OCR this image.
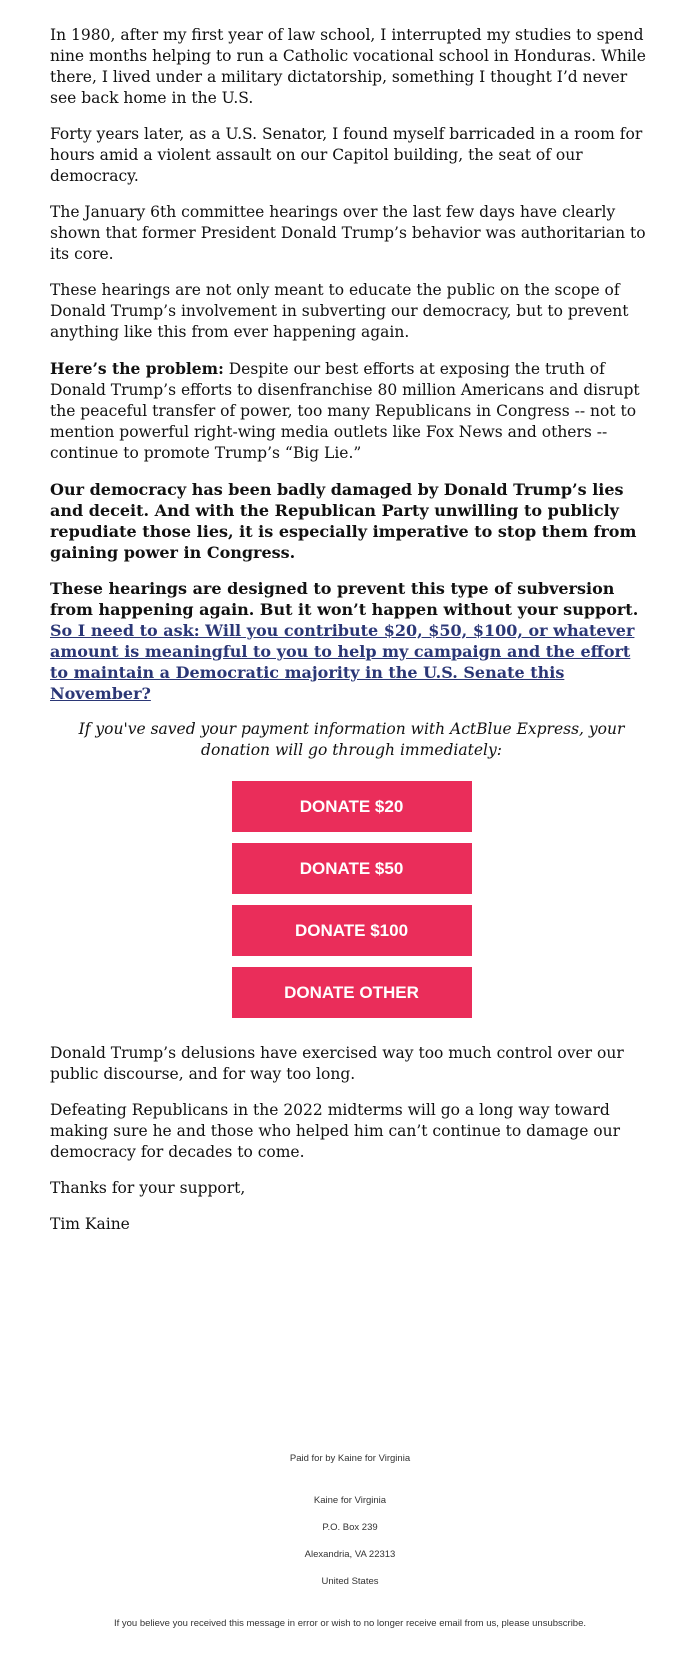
In 1980, after my first year of law school, I interrupted my studies to spend nine months helping to run a Catholic vocational school in Honduras. While there, I lived under a military dictatorship, something I thought I’d never see back home in the U.S.

Forty years later, as a U.S. Senator, I found myself barricaded in a room for hours amid a violent assault on our Capitol building, the seat of our democracy.

The January 6th committee hearings over the last few days have clearly shown that former President Donald Trump’s behavior was authoritarian to its core.

These hearings are not only meant to educate the public on the scope of Donald Trump’s involvement in subverting our democracy, but to prevent anything like this from ever happening again.

Here’s the problem: Despite our best efforts at exposing the truth of Donald Trump’s efforts to disenfranchise 80 million Americans and disrupt the peaceful transfer of power, too many Republicans in Congress -- not to mention powerful right-wing media outlets like Fox News and others -- continue to promote Trump’s “Big Lie.”

Our democracy has been badly damaged by Donald Trump’s lies and deceit. And with the Republican Party unwilling to publicly repudiate those lies, it is especially imperative to stop them from gaining power in Congress.

These hearings are designed to prevent this type of subversion from happening again. But it won’t happen without your support. So I need to ask: Will you contribute $20, $50, $100, or whatever amount is meaningful to you to help my campaign and the effort to maintain a Democratic majority in the U.S. Senate this November?

If you've saved your payment information with ActBlue Express, your donation will go through immediately:

DONATE $20
DONATE $50
DONATE $100
DONATE OTHER

Donald Trump’s delusions have exercised way too much control over our public discourse, and for way too long.

Defeating Republicans in the 2022 midterms will go a long way toward making sure he and those who helped him can’t continue to damage our democracy for decades to come.

Thanks for your support,

Tim Kaine

Paid for by Kaine for Virginia
Kaine for Virginia
P.O. Box 239
Alexandria, VA 22313
United States
If you believe you received this message in error or wish to no longer receive email from us, please unsubscribe.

Set problem => Filter the listing for the word "These" and copy every line that holds it.

Exercise solution =>
These hearings are not only meant to educate the public on the scope of Donald Trump’s involvement in subverting our democracy, but to prevent anything like this from ever happening again.
These hearings are designed to prevent this type of subversion from happening again. But it won’t happen without your support. So I need to ask: Will you contribute $20, $50, $100, or whatever amount is meaningful to you to help my campaign and the effort to maintain a Democratic majority in the U.S. Senate this November?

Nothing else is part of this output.